Recorded data
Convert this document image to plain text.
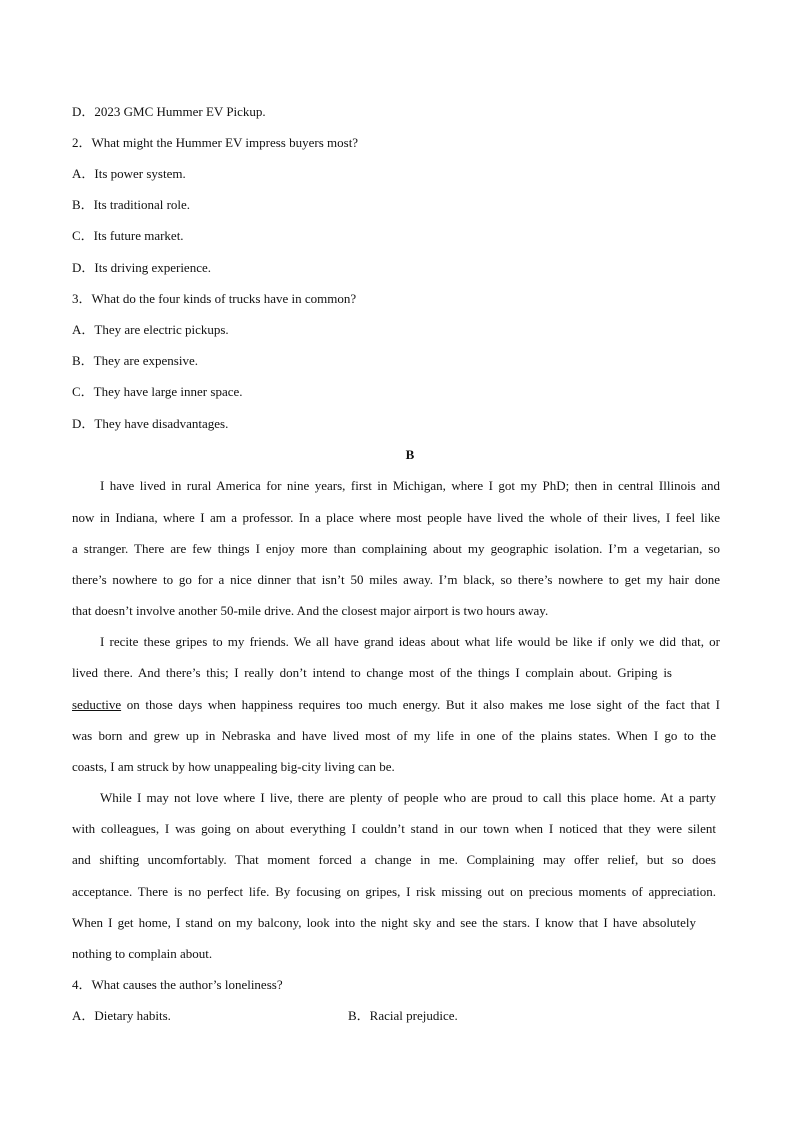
D．2023 GMC Hummer EV Pickup.
2．What might the Hummer EV impress buyers most?
A．Its power system.
B．Its traditional role.
C．Its future market.
D．Its driving experience.
3．What do the four kinds of trucks have in common?
A．They are electric pickups.
B．They are expensive.
C．They have large inner space.
D．They have disadvantages.
B
I have lived in rural America for nine years, first in Michigan, where I got my PhD; then in central Illinois and
now in Indiana, where I am a professor. In a place where most people have lived the whole of their lives, I feel like
a stranger. There are few things I enjoy more than complaining about my geographic isolation. I’m a vegetarian, so
there’s nowhere to go for a nice dinner that isn’t 50 miles away. I’m black, so there’s nowhere to get my hair done
that doesn’t involve another 50-mile drive. And the closest major airport is two hours away.
I recite these gripes to my friends. We all have grand ideas about what life would be like if only we did that, or
lived there. And there’s this; I really don’t intend to change most of the things I complain about. Griping is
seductive on those days when happiness requires too much energy. But it also makes me lose sight of the fact that I
was born and grew up in Nebraska and have lived most of my life in one of the plains states. When I go to the
coasts, I am struck by how unappealing big-city living can be.
While I may not love where I live, there are plenty of people who are proud to call this place home. At a party
with colleagues, I was going on about everything I couldn’t stand in our town when I noticed that they were silent
and shifting uncomfortably. That moment forced a change in me. Complaining may offer relief, but so does
acceptance. There is no perfect life. By focusing on gripes, I risk missing out on precious moments of appreciation.
When I get home, I stand on my balcony, look into the night sky and see the stars. I know that I have absolutely
nothing to complain about.
4．What causes the author’s loneliness?
A．Dietary habits.	B．Racial prejudice.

* **STATED TASK**
Search the lines above for the string "lived" and copy each line that has it.

* **RESULT BELOW**
I have lived in rural America for nine years, first in Michigan, where I got my PhD; then in central Illinois and
now in Indiana, where I am a professor. In a place where most people have lived the whole of their lives, I feel like
lived there. And there’s this; I really don’t intend to change most of the things I complain about. Griping is
was born and grew up in Nebraska and have lived most of my life in one of the plains states. When I go to the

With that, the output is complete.